GIVEN EXERCISE
Write out the material exactly, leaving every picture behind.

Extracted data entries
/---

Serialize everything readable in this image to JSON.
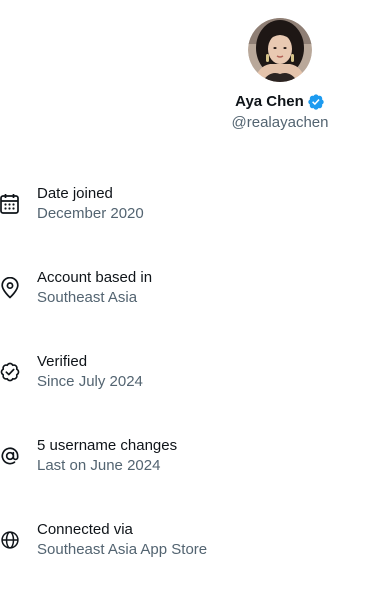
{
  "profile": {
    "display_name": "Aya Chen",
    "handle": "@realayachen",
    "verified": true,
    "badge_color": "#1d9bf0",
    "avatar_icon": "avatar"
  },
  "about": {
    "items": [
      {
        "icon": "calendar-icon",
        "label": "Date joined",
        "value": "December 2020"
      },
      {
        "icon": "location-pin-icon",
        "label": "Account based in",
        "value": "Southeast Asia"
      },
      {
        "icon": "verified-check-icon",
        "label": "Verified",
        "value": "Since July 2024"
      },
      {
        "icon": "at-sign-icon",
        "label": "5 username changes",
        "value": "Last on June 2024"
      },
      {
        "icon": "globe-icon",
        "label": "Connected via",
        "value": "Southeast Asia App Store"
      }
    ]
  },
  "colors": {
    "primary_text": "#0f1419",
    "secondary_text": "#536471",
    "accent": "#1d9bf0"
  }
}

\---

CORRECT RESULT
Serialize everything readable in this image to JSON.
{
  "profile": {
    "display_name": "Aya Chen",
    "handle": "@realayachen",
    "verified": true,
    "badge_color": "#1d9bf0",
    "avatar_icon": "avatar"
  },
  "about": {
    "items": [
      {
        "icon": "calendar-icon",
        "label": "Date joined",
        "value": "December 2020"
      },
      {
        "icon": "location-pin-icon",
        "label": "Account based in",
        "value": "Southeast Asia"
      },
      {
        "icon": "verified-check-icon",
        "label": "Verified",
        "value": "Since July 2024"
      },
      {
        "icon": "at-sign-icon",
        "label": "5 username changes",
        "value": "Last on June 2024"
      },
      {
        "icon": "globe-icon",
        "label": "Connected via",
        "value": "Southeast Asia App Store"
      }
    ]
  },
  "colors": {
    "primary_text": "#0f1419",
    "secondary_text": "#536471",
    "accent": "#1d9bf0"
  }
}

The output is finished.